### Your instructions
Quote the records that follow in full and exactly; leave out the pictures.

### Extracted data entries
— START —

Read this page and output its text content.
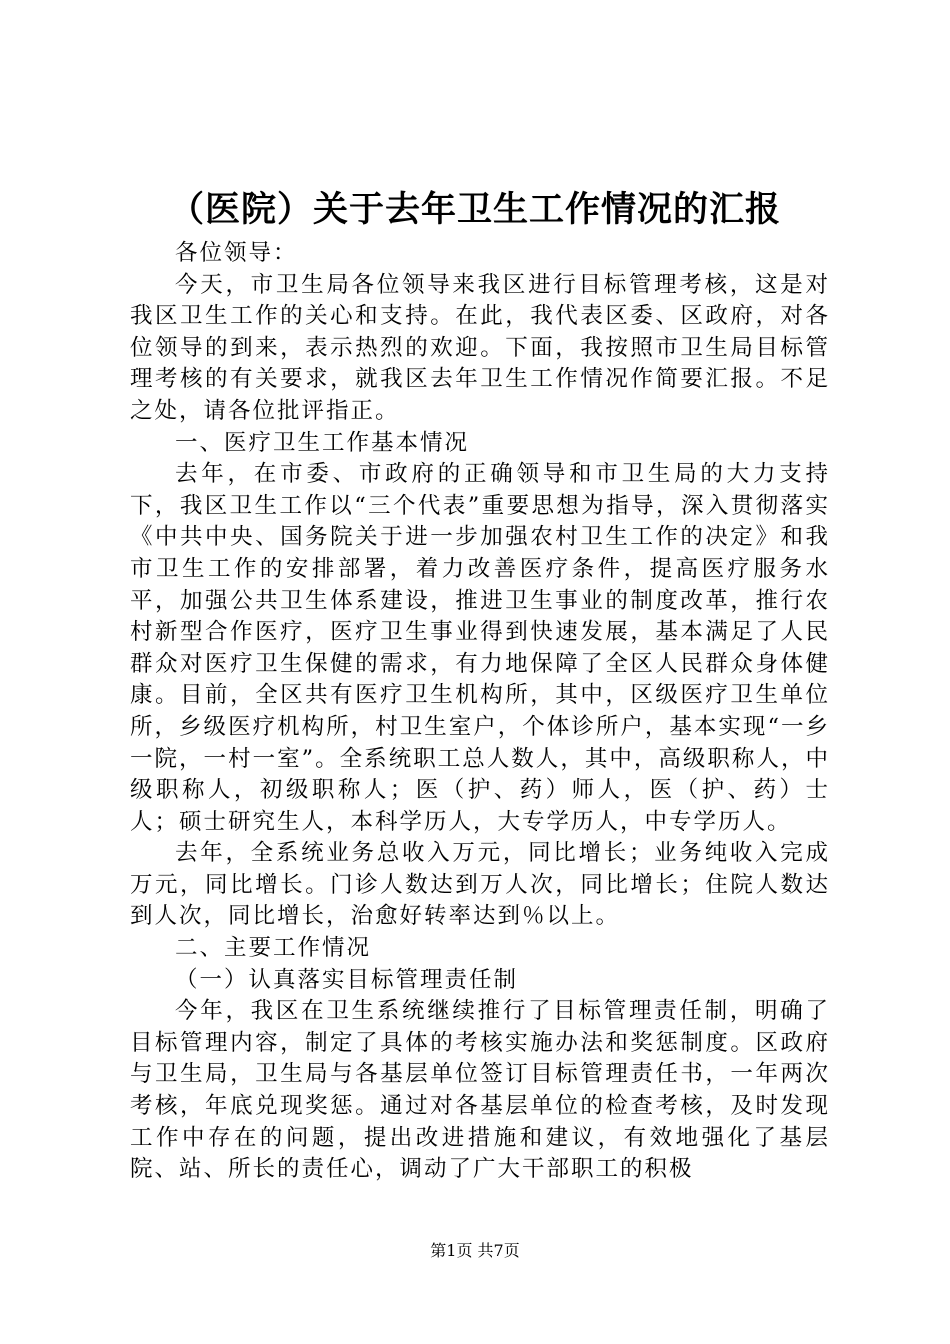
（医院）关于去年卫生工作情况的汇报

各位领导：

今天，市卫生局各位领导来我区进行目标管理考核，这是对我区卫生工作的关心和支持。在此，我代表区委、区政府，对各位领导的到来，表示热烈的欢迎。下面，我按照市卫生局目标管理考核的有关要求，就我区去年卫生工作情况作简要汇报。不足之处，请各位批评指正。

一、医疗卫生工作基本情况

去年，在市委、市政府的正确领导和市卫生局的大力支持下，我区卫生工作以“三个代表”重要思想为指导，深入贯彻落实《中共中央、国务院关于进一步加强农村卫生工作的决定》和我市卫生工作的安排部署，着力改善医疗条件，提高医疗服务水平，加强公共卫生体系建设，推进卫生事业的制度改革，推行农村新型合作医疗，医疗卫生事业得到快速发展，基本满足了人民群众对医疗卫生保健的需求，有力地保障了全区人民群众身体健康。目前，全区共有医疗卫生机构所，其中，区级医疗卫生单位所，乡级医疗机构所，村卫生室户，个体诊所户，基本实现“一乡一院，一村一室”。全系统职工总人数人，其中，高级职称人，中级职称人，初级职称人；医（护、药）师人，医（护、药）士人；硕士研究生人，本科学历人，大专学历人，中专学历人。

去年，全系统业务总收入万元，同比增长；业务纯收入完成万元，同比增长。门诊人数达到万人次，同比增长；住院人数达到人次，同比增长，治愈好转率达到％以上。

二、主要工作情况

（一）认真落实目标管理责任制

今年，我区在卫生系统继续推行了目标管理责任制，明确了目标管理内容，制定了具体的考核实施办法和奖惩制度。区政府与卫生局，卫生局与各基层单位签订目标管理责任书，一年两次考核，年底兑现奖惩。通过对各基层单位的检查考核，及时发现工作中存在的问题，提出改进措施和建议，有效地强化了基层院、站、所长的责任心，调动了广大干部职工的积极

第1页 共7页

— END —

### Response for this exercise
Read this page and output its text content.
（医院）关于去年卫生工作情况的汇报

各位领导：

今天，市卫生局各位领导来我区进行目标管理考核，这是对我区卫生工作的关心和支持。在此，我代表区委、区政府，对各位领导的到来，表示热烈的欢迎。下面，我按照市卫生局目标管理考核的有关要求，就我区去年卫生工作情况作简要汇报。不足之处，请各位批评指正。

一、医疗卫生工作基本情况

去年，在市委、市政府的正确领导和市卫生局的大力支持下，我区卫生工作以“三个代表”重要思想为指导，深入贯彻落实《中共中央、国务院关于进一步加强农村卫生工作的决定》和我市卫生工作的安排部署，着力改善医疗条件，提高医疗服务水平，加强公共卫生体系建设，推进卫生事业的制度改革，推行农村新型合作医疗，医疗卫生事业得到快速发展，基本满足了人民群众对医疗卫生保健的需求，有力地保障了全区人民群众身体健康。目前，全区共有医疗卫生机构所，其中，区级医疗卫生单位所，乡级医疗机构所，村卫生室户，个体诊所户，基本实现“一乡一院，一村一室”。全系统职工总人数人，其中，高级职称人，中级职称人，初级职称人；医（护、药）师人，医（护、药）士人；硕士研究生人，本科学历人，大专学历人，中专学历人。

去年，全系统业务总收入万元，同比增长；业务纯收入完成万元，同比增长。门诊人数达到万人次，同比增长；住院人数达到人次，同比增长，治愈好转率达到％以上。

二、主要工作情况

（一）认真落实目标管理责任制

今年，我区在卫生系统继续推行了目标管理责任制，明确了目标管理内容，制定了具体的考核实施办法和奖惩制度。区政府与卫生局，卫生局与各基层单位签订目标管理责任书，一年两次考核，年底兑现奖惩。通过对各基层单位的检查考核，及时发现工作中存在的问题，提出改进措施和建议，有效地强化了基层院、站、所长的责任心，调动了广大干部职工的积极

第1页 共7页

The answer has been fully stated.